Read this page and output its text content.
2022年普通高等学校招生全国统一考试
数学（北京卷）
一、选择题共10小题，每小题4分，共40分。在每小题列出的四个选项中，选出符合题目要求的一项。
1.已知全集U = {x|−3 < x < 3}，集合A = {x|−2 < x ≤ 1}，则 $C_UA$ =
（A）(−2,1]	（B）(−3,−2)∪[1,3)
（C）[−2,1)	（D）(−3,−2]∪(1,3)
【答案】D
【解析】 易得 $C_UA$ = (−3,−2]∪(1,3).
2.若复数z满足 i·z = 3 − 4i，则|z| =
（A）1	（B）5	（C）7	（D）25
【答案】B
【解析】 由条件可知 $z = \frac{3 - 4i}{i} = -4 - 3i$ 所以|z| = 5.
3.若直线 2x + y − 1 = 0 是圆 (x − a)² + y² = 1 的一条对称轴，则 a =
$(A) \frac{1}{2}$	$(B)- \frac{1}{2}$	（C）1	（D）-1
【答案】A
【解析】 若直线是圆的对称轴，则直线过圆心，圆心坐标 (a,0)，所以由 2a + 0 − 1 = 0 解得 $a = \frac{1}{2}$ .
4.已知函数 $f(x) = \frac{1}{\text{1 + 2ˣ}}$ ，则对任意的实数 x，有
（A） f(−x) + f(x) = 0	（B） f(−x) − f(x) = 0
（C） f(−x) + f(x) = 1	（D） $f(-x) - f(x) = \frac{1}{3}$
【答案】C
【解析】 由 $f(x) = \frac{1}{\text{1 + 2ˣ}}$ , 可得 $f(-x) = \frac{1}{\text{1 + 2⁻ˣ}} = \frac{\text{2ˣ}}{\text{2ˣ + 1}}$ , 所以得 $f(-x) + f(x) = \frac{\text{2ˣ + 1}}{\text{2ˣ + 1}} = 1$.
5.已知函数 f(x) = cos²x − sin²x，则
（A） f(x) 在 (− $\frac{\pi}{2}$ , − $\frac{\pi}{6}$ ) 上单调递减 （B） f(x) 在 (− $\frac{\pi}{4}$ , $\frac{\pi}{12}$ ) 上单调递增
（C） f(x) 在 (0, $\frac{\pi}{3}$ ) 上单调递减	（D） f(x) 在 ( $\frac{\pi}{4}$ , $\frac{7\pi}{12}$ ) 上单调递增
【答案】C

━━━━━━━━━━━━━━━━━━━━

- **REQUIREMENT**:
Every line of the listing that holds "text" should be found and copied.

- **ANSWER**:
Read this page and output its text content.
4.已知函数 $f(x) = \frac{1}{\text{1 + 2ˣ}}$ ，则对任意的实数 x，有
【解析】 由 $f(x) = \frac{1}{\text{1 + 2ˣ}}$ , 可得 $f(-x) = \frac{1}{\text{1 + 2⁻ˣ}} = \frac{\text{2ˣ}}{\text{2ˣ + 1}}$ , 所以得 $f(-x) + f(x) = \frac{\text{2ˣ + 1}}{\text{2ˣ + 1}} = 1$.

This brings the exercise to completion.